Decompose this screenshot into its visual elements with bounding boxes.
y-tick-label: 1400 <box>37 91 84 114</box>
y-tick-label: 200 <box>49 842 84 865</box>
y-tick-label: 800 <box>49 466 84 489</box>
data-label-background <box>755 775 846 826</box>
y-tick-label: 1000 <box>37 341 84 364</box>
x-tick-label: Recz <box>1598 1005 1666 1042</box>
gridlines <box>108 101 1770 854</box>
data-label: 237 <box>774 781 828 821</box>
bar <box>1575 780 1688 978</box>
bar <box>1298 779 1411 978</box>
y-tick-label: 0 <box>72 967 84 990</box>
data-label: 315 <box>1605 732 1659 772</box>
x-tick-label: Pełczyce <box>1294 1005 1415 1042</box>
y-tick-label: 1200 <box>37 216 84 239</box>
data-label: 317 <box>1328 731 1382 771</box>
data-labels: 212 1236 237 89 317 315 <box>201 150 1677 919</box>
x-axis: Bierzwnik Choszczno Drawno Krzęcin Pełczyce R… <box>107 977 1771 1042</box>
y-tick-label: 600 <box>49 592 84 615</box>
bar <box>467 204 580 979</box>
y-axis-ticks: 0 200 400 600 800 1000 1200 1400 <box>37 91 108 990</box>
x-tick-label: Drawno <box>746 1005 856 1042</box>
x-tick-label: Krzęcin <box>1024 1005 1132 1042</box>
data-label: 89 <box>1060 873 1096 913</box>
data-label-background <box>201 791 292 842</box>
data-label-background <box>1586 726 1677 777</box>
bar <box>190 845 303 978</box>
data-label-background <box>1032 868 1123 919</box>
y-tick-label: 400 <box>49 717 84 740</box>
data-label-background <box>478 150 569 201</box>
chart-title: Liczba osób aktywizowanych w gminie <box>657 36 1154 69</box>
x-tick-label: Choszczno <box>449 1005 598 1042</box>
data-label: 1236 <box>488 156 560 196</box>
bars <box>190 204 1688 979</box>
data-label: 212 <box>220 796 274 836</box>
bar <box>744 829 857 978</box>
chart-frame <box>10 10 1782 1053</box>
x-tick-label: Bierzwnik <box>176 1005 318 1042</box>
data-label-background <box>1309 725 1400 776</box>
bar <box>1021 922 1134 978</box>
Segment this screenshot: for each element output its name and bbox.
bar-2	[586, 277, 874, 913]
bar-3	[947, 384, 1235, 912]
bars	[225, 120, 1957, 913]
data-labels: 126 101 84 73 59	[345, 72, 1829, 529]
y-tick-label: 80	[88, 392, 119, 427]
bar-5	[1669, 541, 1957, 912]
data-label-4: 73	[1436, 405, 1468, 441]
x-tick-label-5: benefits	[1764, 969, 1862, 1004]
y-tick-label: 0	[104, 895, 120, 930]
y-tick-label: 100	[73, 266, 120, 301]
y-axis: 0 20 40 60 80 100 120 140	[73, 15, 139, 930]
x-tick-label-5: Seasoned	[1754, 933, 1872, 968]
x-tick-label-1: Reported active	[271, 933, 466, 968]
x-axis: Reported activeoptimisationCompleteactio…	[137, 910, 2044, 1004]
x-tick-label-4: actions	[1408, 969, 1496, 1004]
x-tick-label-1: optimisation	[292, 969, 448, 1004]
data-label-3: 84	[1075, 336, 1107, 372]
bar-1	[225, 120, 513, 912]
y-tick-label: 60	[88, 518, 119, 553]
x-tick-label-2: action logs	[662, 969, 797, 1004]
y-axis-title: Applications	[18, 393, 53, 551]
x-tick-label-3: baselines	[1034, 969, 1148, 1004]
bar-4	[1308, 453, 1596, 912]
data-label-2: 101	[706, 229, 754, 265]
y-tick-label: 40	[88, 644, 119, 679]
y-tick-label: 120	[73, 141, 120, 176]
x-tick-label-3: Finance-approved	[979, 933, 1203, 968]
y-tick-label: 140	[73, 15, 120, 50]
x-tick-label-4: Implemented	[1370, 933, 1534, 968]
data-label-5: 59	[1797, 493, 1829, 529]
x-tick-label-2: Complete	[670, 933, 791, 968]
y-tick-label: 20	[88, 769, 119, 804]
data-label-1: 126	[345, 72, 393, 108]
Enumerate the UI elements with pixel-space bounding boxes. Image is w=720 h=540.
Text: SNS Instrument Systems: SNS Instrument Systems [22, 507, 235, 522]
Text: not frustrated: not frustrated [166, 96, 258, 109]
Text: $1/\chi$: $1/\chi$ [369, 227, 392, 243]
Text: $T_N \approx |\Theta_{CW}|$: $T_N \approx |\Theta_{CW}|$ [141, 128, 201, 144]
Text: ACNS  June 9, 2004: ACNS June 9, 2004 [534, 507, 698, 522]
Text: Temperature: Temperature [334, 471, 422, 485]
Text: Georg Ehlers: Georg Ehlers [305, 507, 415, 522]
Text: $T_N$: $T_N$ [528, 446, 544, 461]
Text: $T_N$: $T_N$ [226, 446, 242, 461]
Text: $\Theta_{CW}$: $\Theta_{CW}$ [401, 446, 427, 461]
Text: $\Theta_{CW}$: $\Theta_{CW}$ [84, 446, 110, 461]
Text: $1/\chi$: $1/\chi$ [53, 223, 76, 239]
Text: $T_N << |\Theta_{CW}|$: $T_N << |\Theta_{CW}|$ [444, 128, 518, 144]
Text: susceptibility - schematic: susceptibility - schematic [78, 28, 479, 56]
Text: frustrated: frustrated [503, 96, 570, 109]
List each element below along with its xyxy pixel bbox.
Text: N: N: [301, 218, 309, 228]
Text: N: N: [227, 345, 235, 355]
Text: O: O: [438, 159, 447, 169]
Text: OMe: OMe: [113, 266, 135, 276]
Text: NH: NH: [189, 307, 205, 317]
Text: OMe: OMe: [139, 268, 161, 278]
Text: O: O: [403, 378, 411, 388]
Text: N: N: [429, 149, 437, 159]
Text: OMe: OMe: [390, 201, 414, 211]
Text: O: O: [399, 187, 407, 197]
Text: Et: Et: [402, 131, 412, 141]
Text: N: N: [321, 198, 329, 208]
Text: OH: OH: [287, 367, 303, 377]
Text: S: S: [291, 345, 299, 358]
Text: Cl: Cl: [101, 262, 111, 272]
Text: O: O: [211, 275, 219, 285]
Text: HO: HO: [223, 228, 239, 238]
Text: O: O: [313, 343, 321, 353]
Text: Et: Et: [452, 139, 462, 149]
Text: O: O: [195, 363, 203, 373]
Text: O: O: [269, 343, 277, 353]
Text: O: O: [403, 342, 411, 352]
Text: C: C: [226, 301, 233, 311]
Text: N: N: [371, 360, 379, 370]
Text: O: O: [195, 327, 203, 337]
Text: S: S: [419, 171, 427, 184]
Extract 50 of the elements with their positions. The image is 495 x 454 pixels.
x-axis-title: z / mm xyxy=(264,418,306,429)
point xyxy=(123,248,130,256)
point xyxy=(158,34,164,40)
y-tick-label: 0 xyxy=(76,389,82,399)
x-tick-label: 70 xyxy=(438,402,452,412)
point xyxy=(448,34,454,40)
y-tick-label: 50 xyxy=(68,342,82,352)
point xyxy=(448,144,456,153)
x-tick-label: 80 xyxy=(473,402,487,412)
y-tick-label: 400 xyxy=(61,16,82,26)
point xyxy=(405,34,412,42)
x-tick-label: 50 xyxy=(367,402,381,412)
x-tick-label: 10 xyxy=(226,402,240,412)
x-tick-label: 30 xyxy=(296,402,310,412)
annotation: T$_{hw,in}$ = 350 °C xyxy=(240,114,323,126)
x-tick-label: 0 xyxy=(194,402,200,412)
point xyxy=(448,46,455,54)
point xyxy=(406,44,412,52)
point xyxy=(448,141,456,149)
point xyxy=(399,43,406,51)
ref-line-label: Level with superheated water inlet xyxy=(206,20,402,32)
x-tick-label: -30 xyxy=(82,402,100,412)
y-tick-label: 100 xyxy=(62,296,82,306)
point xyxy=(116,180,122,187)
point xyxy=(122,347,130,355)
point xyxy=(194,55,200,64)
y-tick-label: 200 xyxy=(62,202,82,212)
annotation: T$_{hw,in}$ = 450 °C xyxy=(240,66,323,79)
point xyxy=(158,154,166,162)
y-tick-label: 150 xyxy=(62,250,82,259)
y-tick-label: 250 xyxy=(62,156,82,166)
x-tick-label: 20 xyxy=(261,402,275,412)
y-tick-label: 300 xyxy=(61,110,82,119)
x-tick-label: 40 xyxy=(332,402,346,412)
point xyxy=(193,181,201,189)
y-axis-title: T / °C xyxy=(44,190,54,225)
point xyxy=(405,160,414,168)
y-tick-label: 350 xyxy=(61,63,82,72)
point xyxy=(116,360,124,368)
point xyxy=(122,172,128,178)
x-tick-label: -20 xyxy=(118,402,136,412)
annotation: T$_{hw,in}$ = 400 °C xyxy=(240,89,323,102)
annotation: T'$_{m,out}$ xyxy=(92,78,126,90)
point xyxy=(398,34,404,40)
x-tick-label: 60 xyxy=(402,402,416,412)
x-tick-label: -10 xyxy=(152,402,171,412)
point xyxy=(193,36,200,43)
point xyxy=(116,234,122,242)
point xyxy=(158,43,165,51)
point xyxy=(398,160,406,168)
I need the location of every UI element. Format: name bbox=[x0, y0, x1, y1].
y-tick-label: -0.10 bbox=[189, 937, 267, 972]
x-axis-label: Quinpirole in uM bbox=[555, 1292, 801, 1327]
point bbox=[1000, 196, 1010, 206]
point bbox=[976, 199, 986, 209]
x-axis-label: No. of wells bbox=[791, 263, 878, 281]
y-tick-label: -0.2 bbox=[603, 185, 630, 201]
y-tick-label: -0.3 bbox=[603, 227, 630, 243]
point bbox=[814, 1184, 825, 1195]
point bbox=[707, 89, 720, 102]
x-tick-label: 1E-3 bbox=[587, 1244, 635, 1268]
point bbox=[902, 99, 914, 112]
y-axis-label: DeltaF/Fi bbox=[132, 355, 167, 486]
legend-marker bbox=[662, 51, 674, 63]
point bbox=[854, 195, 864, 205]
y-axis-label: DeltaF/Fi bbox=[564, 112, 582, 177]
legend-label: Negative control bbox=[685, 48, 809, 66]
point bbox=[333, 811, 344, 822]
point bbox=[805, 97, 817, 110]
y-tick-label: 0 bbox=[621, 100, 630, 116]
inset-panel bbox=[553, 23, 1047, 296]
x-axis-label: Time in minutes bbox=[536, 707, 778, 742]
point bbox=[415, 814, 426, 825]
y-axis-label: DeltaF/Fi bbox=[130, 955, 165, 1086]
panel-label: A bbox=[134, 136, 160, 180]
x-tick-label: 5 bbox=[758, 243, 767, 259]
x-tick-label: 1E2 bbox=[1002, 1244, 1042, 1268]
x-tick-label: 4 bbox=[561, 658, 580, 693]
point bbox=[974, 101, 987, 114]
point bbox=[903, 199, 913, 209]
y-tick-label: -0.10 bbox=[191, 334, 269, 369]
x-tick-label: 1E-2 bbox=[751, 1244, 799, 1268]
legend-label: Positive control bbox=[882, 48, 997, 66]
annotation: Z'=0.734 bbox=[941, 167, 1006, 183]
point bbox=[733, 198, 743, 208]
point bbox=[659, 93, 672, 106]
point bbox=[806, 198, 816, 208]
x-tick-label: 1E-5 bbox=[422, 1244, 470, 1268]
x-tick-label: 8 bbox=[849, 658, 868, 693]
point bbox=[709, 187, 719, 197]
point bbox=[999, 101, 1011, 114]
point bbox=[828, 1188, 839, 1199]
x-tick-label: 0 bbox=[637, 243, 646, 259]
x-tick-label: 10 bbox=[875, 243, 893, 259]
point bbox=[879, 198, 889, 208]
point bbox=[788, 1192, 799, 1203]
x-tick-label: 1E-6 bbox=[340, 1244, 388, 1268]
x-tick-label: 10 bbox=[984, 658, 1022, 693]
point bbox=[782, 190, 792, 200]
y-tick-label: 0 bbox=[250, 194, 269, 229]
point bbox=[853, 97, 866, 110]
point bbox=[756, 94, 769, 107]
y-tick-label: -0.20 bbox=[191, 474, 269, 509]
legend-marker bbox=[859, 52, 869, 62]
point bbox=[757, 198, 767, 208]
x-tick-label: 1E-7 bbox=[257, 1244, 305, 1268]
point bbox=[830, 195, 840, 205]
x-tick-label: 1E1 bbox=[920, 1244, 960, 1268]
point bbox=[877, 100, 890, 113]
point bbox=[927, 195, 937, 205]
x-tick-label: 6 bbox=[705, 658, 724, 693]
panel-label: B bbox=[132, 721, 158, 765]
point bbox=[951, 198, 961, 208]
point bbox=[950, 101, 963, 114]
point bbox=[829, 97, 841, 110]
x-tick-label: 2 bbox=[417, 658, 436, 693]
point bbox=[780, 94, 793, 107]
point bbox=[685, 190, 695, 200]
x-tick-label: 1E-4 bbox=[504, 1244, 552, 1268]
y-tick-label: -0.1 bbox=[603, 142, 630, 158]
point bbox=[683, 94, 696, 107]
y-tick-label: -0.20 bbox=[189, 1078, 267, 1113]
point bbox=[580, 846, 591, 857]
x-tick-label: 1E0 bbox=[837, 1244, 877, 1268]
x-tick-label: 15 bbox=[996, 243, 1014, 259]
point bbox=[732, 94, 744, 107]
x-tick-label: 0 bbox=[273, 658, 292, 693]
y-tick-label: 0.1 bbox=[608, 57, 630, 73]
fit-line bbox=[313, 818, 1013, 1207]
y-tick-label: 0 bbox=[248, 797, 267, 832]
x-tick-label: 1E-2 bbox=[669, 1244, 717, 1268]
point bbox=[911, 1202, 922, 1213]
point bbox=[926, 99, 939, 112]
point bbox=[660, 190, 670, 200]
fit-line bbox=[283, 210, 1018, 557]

**What to work on**
Rewrite the stretch from the start of the lines through the line containing "data-label-background <box>478 150", swapping "gridlines" for "grid-lines" and leaving everything else as it is. Return only those lines.

**The response**
Decompose this screenshot into its visual elements with bounding boxes.
y-tick-label: 1400 <box>37 91 84 114</box>
y-tick-label: 200 <box>49 842 84 865</box>
y-tick-label: 800 <box>49 466 84 489</box>
data-label-background <box>755 775 846 826</box>
y-tick-label: 1000 <box>37 341 84 364</box>
x-tick-label: Recz <box>1598 1005 1666 1042</box>
grid-lines <box>108 101 1770 854</box>
data-label: 237 <box>774 781 828 821</box>
bar <box>1575 780 1688 978</box>
bar <box>1298 779 1411 978</box>
y-tick-label: 0 <box>72 967 84 990</box>
data-label: 315 <box>1605 732 1659 772</box>
x-tick-label: Pełczyce <box>1294 1005 1415 1042</box>
y-tick-label: 1200 <box>37 216 84 239</box>
data-label: 317 <box>1328 731 1382 771</box>
data-labels: 212 1236 237 89 317 315 <box>201 150 1677 919</box>
x-axis: Bierzwnik Choszczno Drawno Krzęcin Pełczyce R… <box>107 977 1771 1042</box>
y-tick-label: 600 <box>49 592 84 615</box>
bar <box>467 204 580 979</box>
y-axis-ticks: 0 200 400 600 800 1000 1200 1400 <box>37 91 108 990</box>
x-tick-label: Drawno <box>746 1005 856 1042</box>
x-tick-label: Krzęcin <box>1024 1005 1132 1042</box>
data-label: 89 <box>1060 873 1096 913</box>
data-label-background <box>201 791 292 842</box>
data-label-background <box>1586 726 1677 777</box>
bar <box>190 845 303 978</box>
data-label-background <box>1032 868 1123 919</box>
y-tick-label: 400 <box>49 717 84 740</box>
data-label-background <box>478 150 569 201</box>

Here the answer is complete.